Select the lines that contain "integer" and copy each of them.

---------- Entries

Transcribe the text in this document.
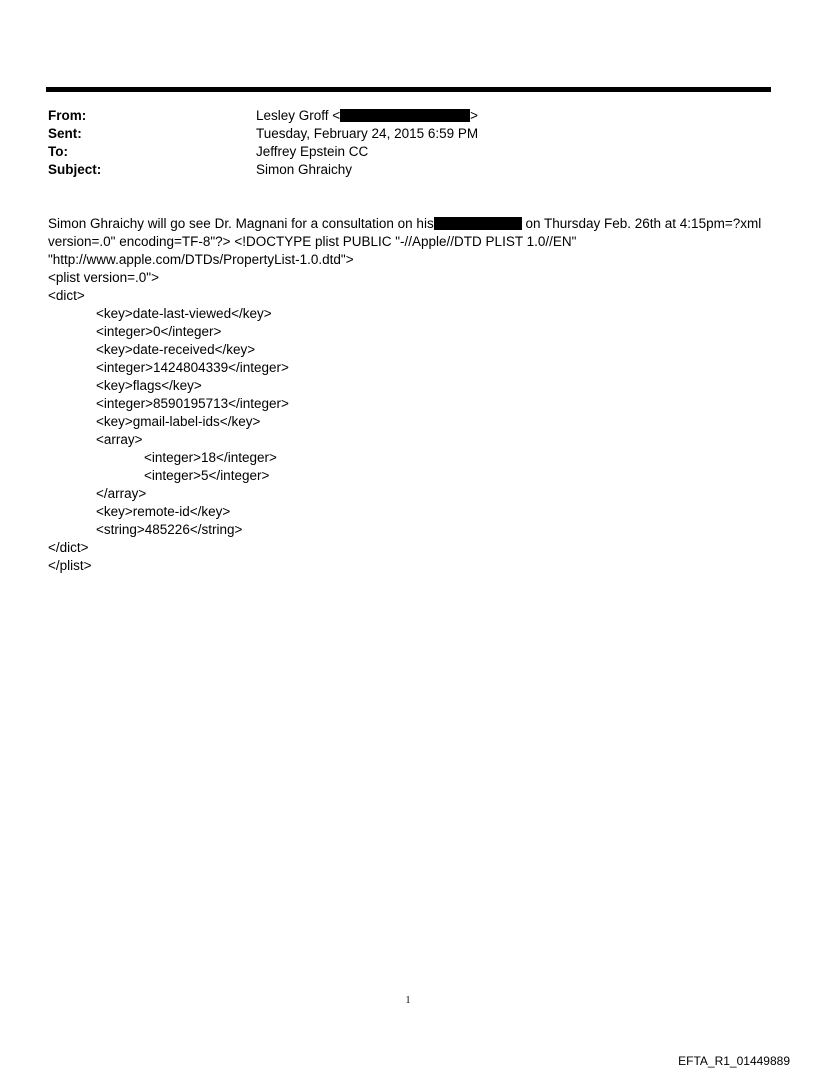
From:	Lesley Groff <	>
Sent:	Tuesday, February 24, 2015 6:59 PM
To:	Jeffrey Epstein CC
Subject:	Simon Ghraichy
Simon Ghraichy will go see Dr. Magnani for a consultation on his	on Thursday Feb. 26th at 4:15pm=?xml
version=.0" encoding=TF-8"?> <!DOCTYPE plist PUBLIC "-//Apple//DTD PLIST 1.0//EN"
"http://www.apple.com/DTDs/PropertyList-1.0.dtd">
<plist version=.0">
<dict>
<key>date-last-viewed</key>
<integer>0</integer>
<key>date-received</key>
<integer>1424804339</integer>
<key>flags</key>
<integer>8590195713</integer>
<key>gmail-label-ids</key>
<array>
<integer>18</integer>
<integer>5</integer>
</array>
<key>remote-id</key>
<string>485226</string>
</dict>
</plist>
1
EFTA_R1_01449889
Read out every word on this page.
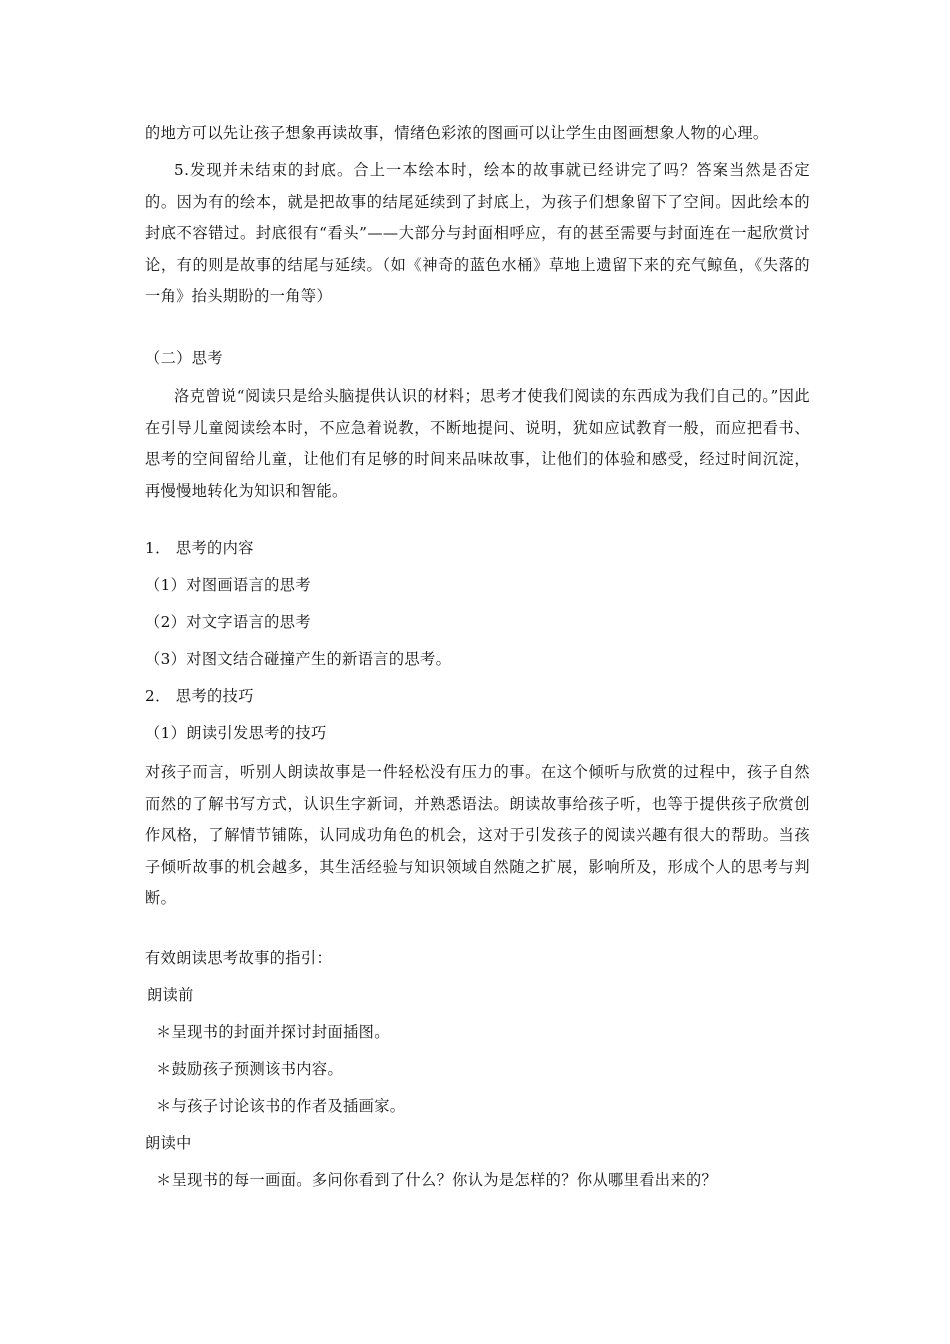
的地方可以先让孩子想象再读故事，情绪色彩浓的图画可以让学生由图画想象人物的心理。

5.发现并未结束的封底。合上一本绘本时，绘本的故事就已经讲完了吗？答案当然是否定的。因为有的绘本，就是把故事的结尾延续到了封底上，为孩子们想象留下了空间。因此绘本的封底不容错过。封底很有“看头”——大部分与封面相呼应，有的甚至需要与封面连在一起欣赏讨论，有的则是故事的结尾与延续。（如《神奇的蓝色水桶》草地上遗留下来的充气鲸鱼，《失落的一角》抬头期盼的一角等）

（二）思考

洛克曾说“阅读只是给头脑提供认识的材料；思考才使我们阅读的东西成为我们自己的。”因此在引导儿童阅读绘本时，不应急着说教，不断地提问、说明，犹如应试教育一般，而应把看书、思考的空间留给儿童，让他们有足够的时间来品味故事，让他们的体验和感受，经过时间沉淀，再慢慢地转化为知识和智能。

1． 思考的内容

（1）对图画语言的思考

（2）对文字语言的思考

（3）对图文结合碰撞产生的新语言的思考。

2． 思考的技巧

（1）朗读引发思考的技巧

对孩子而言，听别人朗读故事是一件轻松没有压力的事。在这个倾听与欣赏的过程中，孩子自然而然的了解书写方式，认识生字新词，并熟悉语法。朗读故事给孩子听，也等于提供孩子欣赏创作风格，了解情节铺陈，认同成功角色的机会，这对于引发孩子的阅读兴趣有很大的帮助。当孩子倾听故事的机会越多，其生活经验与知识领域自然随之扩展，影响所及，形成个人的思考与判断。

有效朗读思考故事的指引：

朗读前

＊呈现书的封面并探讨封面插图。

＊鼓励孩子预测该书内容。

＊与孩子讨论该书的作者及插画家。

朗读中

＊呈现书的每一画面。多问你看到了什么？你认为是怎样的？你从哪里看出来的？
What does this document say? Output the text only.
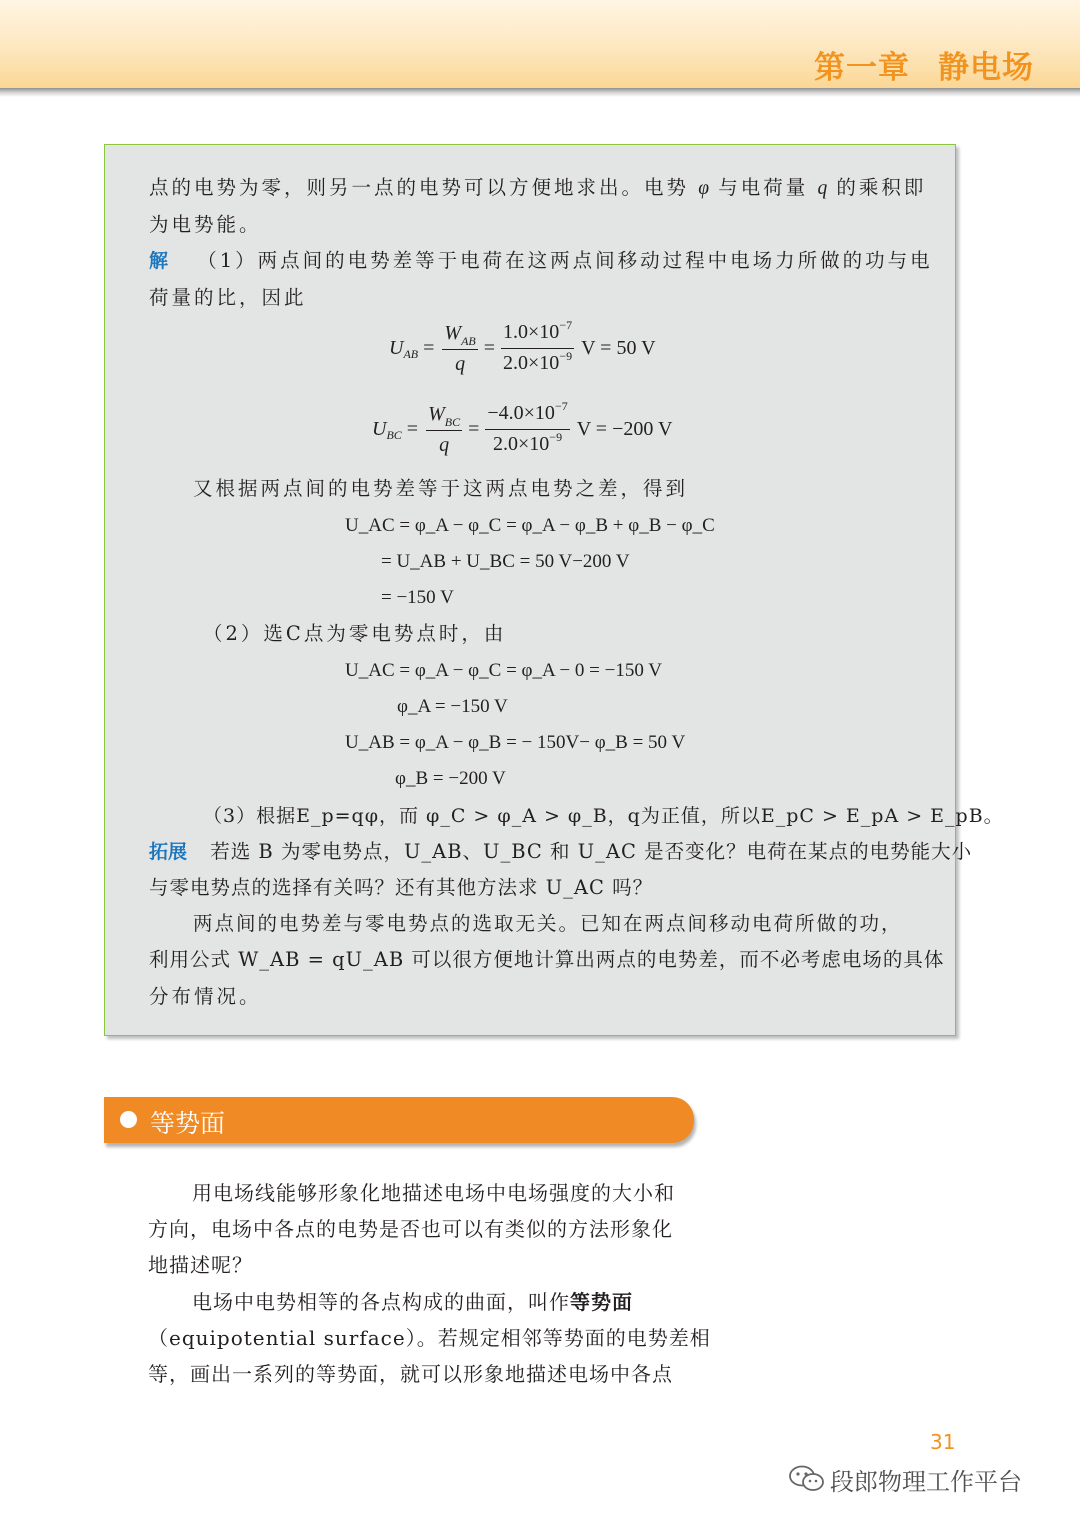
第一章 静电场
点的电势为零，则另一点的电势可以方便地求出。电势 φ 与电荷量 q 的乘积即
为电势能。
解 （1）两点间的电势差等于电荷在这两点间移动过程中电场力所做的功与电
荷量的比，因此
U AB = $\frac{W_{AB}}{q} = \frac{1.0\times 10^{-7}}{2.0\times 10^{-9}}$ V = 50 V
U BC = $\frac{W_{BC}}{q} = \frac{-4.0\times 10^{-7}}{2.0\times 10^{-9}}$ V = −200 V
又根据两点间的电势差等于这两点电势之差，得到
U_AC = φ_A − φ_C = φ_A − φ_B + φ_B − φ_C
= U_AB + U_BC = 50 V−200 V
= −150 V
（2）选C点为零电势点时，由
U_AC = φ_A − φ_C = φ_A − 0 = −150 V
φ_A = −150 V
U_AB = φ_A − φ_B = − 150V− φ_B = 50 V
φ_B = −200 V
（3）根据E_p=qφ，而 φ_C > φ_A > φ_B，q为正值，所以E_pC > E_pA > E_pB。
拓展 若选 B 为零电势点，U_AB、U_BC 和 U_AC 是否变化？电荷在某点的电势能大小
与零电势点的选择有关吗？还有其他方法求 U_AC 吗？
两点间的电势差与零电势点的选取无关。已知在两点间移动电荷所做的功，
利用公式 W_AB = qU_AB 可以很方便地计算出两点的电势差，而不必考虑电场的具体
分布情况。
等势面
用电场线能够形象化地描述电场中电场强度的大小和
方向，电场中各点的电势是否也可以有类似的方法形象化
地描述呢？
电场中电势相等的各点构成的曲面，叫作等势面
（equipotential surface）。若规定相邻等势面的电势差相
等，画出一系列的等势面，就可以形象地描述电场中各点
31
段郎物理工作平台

--------------------
---------- Entries

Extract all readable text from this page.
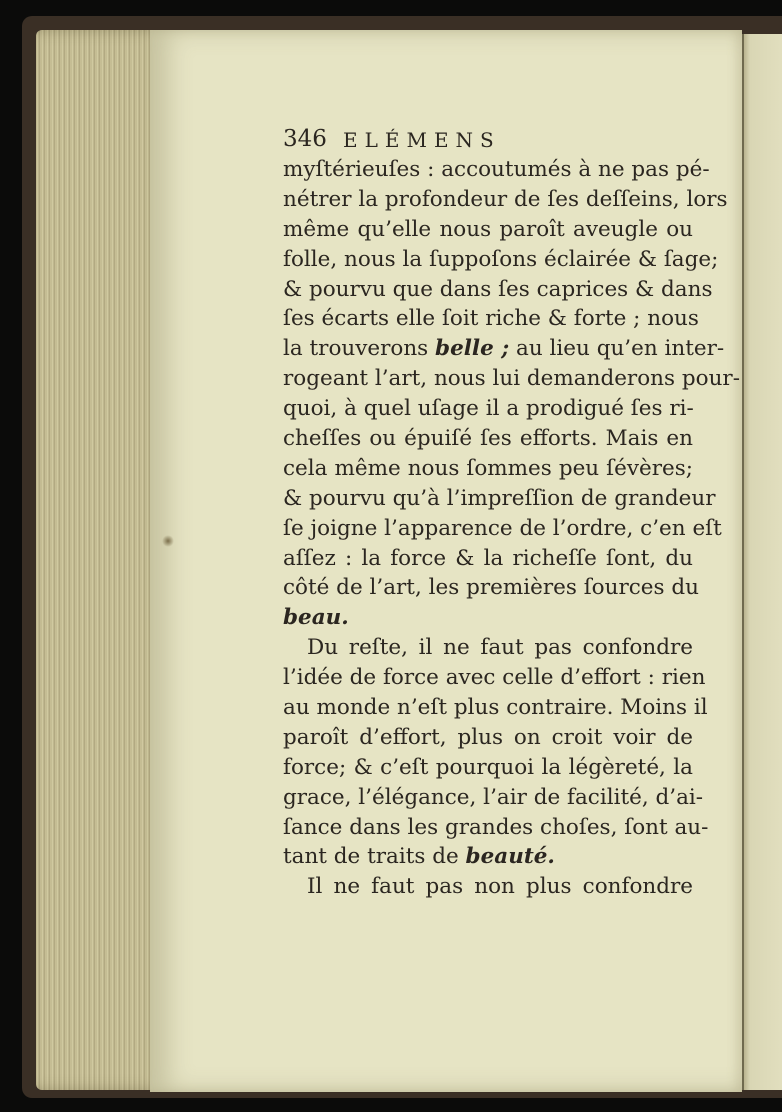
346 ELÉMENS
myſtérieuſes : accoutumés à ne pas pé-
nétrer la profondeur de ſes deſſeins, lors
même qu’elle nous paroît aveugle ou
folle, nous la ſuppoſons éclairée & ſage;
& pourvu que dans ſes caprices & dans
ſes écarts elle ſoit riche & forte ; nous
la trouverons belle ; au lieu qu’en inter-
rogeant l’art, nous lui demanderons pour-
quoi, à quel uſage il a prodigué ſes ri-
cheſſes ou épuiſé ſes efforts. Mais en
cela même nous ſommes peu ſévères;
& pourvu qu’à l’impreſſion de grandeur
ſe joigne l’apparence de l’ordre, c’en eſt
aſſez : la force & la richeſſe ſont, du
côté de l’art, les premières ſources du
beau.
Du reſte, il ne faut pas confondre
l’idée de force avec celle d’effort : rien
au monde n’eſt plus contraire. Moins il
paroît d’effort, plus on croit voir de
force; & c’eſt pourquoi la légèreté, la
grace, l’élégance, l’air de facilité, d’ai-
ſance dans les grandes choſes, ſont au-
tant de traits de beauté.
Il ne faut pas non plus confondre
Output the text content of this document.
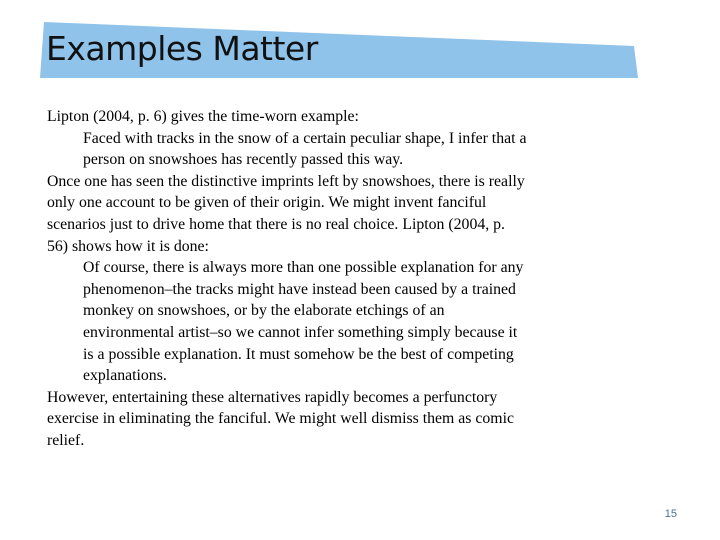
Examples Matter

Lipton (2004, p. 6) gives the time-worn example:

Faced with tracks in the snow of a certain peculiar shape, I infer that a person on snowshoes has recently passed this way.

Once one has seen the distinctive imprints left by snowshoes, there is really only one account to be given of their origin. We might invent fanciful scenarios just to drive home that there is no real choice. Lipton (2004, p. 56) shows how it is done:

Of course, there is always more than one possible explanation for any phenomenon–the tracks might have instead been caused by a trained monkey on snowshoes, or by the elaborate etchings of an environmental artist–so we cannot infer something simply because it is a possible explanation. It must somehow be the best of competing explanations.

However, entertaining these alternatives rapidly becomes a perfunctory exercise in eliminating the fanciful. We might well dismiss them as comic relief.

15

--------------------

_Result for this exercise_
<integer>0</integer>
<integer>1424804339</integer>
<integer>8590195713</integer>
<integer>18</integer>
<integer>5</integer>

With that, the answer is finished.